◆ **Exercise objective**
Copy every entry exactly as given, minus the images.

◆ **Information supplied**
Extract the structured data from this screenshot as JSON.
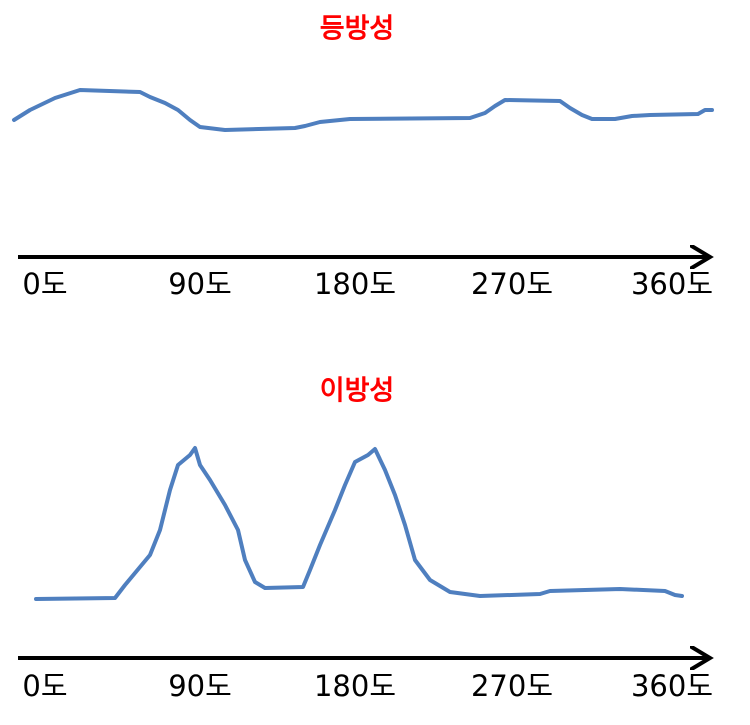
{
  "panels": [
    {
      "title": "등방성",
      "axis_labels": [
        "0도",
        "90도",
        "180도",
        "270도",
        "360도"
      ]
    },
    {
      "title": "이방성",
      "axis_labels": [
        "0도",
        "90도",
        "180도",
        "270도",
        "360도"
      ]
    }
  ]
}
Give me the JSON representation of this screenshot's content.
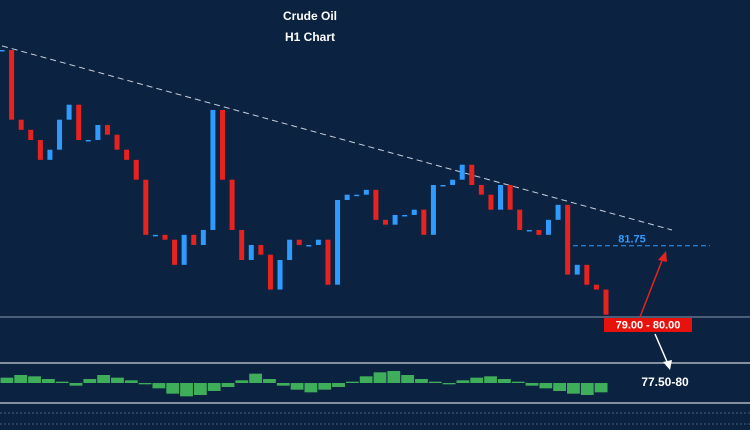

◆ **Exercise solution**
Extract the structured data from this screenshot as JSON.
{
  "panels": [
    {
      "title": "등방성",
      "axis_labels": [
        "0도",
        "90도",
        "180도",
        "270도",
        "360도"
      ]
    },
    {
      "title": "이방성",
      "axis_labels": [
        "0도",
        "90도",
        "180도",
        "270도",
        "360도"
      ]
    }
  ]
}
Give me the JSON representation of this screenshot's content.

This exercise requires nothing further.